Data records
──────────

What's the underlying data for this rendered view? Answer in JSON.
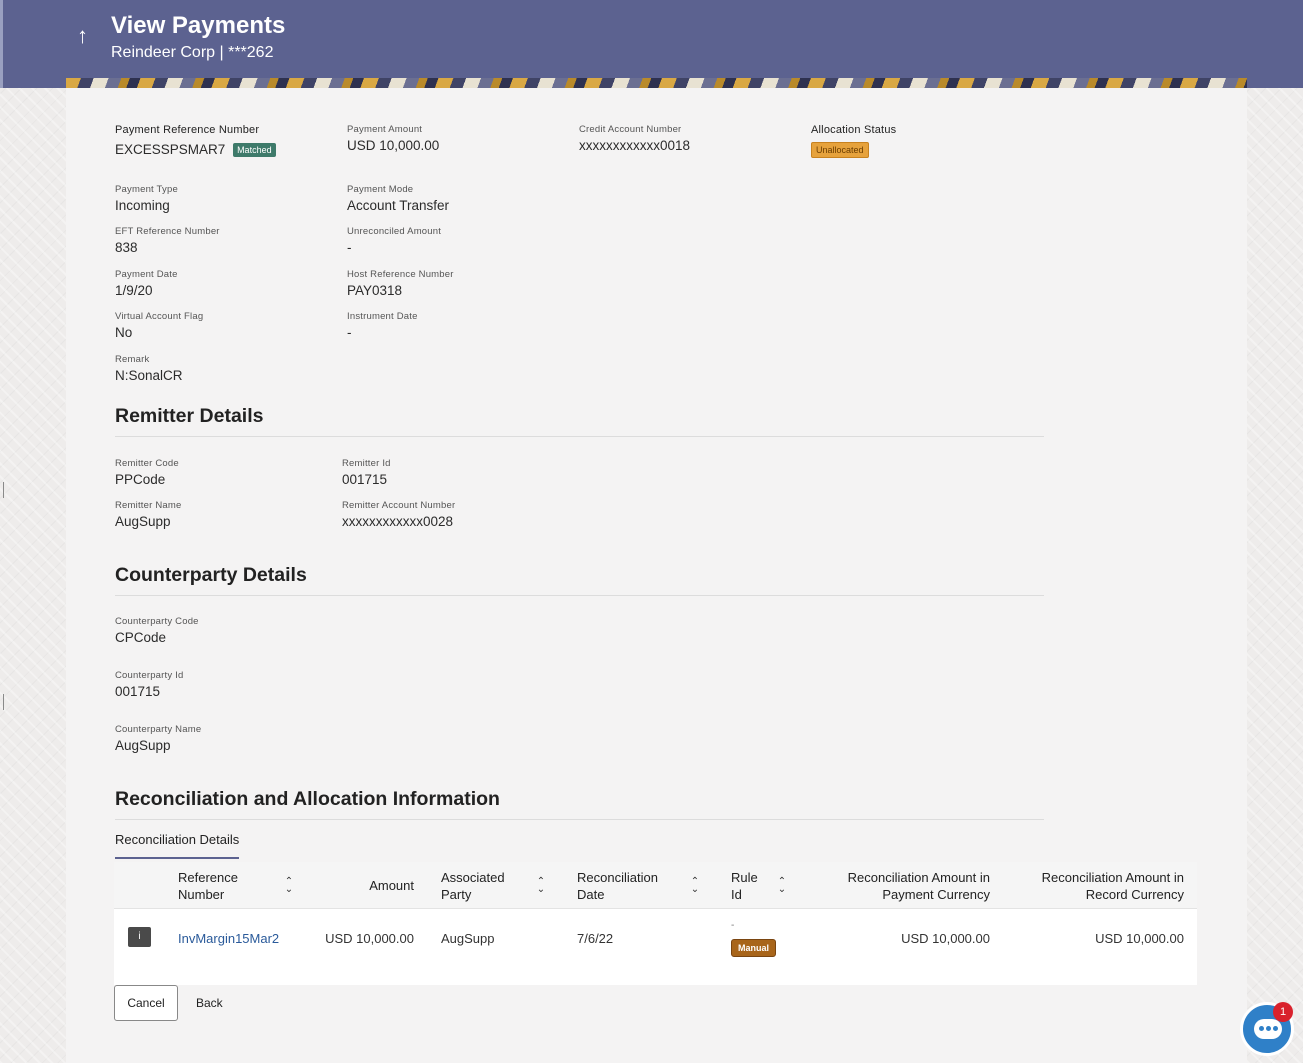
{
  "header": {
    "title": "View Payments",
    "subtitle": "Reindeer Corp | ***262",
    "back_icon": "up-arrow-icon"
  },
  "payment": {
    "ref_label": "Payment Reference Number",
    "ref_value": "EXCESSPSMAR7",
    "ref_status": "Matched",
    "amount_label": "Payment Amount",
    "amount_value": "USD 10,000.00",
    "credit_label": "Credit Account Number",
    "credit_value": "xxxxxxxxxxxx0018",
    "alloc_label": "Allocation Status",
    "alloc_value": "Unallocated",
    "type_label": "Payment Type",
    "type_value": "Incoming",
    "mode_label": "Payment Mode",
    "mode_value": "Account Transfer",
    "eft_label": "EFT Reference Number",
    "eft_value": "838",
    "unrec_label": "Unreconciled Amount",
    "unrec_value": "-",
    "date_label": "Payment Date",
    "date_value": "1/9/20",
    "host_label": "Host Reference Number",
    "host_value": "PAY0318",
    "vaf_label": "Virtual Account Flag",
    "vaf_value": "No",
    "instr_label": "Instrument Date",
    "instr_value": "-",
    "remark_label": "Remark",
    "remark_value": "N:SonalCR"
  },
  "remitter": {
    "title": "Remitter Details",
    "code_label": "Remitter Code",
    "code_value": "PPCode",
    "id_label": "Remitter Id",
    "id_value": "001715",
    "name_label": "Remitter Name",
    "name_value": "AugSupp",
    "acct_label": "Remitter Account Number",
    "acct_value": "xxxxxxxxxxxx0028"
  },
  "counterparty": {
    "title": "Counterparty Details",
    "code_label": "Counterparty Code",
    "code_value": "CPCode",
    "id_label": "Counterparty Id",
    "id_value": "001715",
    "name_label": "Counterparty Name",
    "name_value": "AugSupp"
  },
  "reconciliation": {
    "title": "Reconciliation and Allocation Information",
    "tab_label": "Reconciliation Details",
    "columns": {
      "ref": "Reference Number",
      "amount": "Amount",
      "party": "Associated Party",
      "date": "Reconciliation Date",
      "rule": "Rule Id",
      "pay_amt": "Reconciliation Amount in Payment Currency",
      "rec_amt": "Reconciliation Amount in Record Currency"
    },
    "rows": [
      {
        "ref": "InvMargin15Mar2",
        "amount": "USD 10,000.00",
        "party": "AugSupp",
        "date": "7/6/22",
        "rule": "-",
        "rule_badge": "Manual",
        "pay_amt": "USD 10,000.00",
        "rec_amt": "USD 10,000.00"
      }
    ]
  },
  "actions": {
    "cancel": "Cancel",
    "back": "Back"
  },
  "chat": {
    "badge_count": "1"
  },
  "colors": {
    "header_bg": "#5c6290",
    "matched": "#3e7a6a",
    "unallocated": "#e6a23c",
    "manual": "#a8651a",
    "link": "#2a5a9a",
    "chat": "#2f80c8"
  }
}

──────────

Reproduce the records, all of them, word for word; omit the pictures.

What's the underlying data for this rendered view? Answer in JSON.
{
  "header": {
    "title": "View Payments",
    "subtitle": "Reindeer Corp | ***262",
    "back_icon": "up-arrow-icon"
  },
  "payment": {
    "ref_label": "Payment Reference Number",
    "ref_value": "EXCESSPSMAR7",
    "ref_status": "Matched",
    "amount_label": "Payment Amount",
    "amount_value": "USD 10,000.00",
    "credit_label": "Credit Account Number",
    "credit_value": "xxxxxxxxxxxx0018",
    "alloc_label": "Allocation Status",
    "alloc_value": "Unallocated",
    "type_label": "Payment Type",
    "type_value": "Incoming",
    "mode_label": "Payment Mode",
    "mode_value": "Account Transfer",
    "eft_label": "EFT Reference Number",
    "eft_value": "838",
    "unrec_label": "Unreconciled Amount",
    "unrec_value": "-",
    "date_label": "Payment Date",
    "date_value": "1/9/20",
    "host_label": "Host Reference Number",
    "host_value": "PAY0318",
    "vaf_label": "Virtual Account Flag",
    "vaf_value": "No",
    "instr_label": "Instrument Date",
    "instr_value": "-",
    "remark_label": "Remark",
    "remark_value": "N:SonalCR"
  },
  "remitter": {
    "title": "Remitter Details",
    "code_label": "Remitter Code",
    "code_value": "PPCode",
    "id_label": "Remitter Id",
    "id_value": "001715",
    "name_label": "Remitter Name",
    "name_value": "AugSupp",
    "acct_label": "Remitter Account Number",
    "acct_value": "xxxxxxxxxxxx0028"
  },
  "counterparty": {
    "title": "Counterparty Details",
    "code_label": "Counterparty Code",
    "code_value": "CPCode",
    "id_label": "Counterparty Id",
    "id_value": "001715",
    "name_label": "Counterparty Name",
    "name_value": "AugSupp"
  },
  "reconciliation": {
    "title": "Reconciliation and Allocation Information",
    "tab_label": "Reconciliation Details",
    "columns": {
      "ref": "Reference Number",
      "amount": "Amount",
      "party": "Associated Party",
      "date": "Reconciliation Date",
      "rule": "Rule Id",
      "pay_amt": "Reconciliation Amount in Payment Currency",
      "rec_amt": "Reconciliation Amount in Record Currency"
    },
    "rows": [
      {
        "ref": "InvMargin15Mar2",
        "amount": "USD 10,000.00",
        "party": "AugSupp",
        "date": "7/6/22",
        "rule": "-",
        "rule_badge": "Manual",
        "pay_amt": "USD 10,000.00",
        "rec_amt": "USD 10,000.00"
      }
    ]
  },
  "actions": {
    "cancel": "Cancel",
    "back": "Back"
  },
  "chat": {
    "badge_count": "1"
  },
  "colors": {
    "header_bg": "#5c6290",
    "matched": "#3e7a6a",
    "unallocated": "#e6a23c",
    "manual": "#a8651a",
    "link": "#2a5a9a",
    "chat": "#2f80c8"
  }
}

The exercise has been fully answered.